Task brief: Print all the entries verbatim.

[Start of Extracted material]

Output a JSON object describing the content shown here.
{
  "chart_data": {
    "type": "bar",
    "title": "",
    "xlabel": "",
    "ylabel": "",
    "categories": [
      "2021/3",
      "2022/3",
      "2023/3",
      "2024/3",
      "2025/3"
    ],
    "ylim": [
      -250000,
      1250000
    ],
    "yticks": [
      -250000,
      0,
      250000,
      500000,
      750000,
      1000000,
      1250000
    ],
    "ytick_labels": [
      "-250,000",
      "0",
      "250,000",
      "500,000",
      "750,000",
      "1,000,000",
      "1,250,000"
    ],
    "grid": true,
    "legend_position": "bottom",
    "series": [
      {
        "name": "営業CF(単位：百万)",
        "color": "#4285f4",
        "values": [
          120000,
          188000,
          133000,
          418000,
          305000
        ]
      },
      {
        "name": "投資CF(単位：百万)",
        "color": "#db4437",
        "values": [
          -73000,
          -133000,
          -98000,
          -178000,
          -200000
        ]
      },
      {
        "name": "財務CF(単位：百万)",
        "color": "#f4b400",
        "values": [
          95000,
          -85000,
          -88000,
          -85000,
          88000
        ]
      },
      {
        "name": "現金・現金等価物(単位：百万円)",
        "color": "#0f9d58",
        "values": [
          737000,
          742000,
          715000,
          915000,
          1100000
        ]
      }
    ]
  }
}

[End of Extracted material]

Correct answer:
Output a JSON object describing the content shown here.
{
  "chart_data": {
    "type": "bar",
    "title": "",
    "xlabel": "",
    "ylabel": "",
    "categories": [
      "2021/3",
      "2022/3",
      "2023/3",
      "2024/3",
      "2025/3"
    ],
    "ylim": [
      -250000,
      1250000
    ],
    "yticks": [
      -250000,
      0,
      250000,
      500000,
      750000,
      1000000,
      1250000
    ],
    "ytick_labels": [
      "-250,000",
      "0",
      "250,000",
      "500,000",
      "750,000",
      "1,000,000",
      "1,250,000"
    ],
    "grid": true,
    "legend_position": "bottom",
    "series": [
      {
        "name": "営業CF(単位：百万)",
        "color": "#4285f4",
        "values": [
          120000,
          188000,
          133000,
          418000,
          305000
        ]
      },
      {
        "name": "投資CF(単位：百万)",
        "color": "#db4437",
        "values": [
          -73000,
          -133000,
          -98000,
          -178000,
          -200000
        ]
      },
      {
        "name": "財務CF(単位：百万)",
        "color": "#f4b400",
        "values": [
          95000,
          -85000,
          -88000,
          -85000,
          88000
        ]
      },
      {
        "name": "現金・現金等価物(単位：百万円)",
        "color": "#0f9d58",
        "values": [
          737000,
          742000,
          715000,
          915000,
          1100000
        ]
      }
    ]
  }
}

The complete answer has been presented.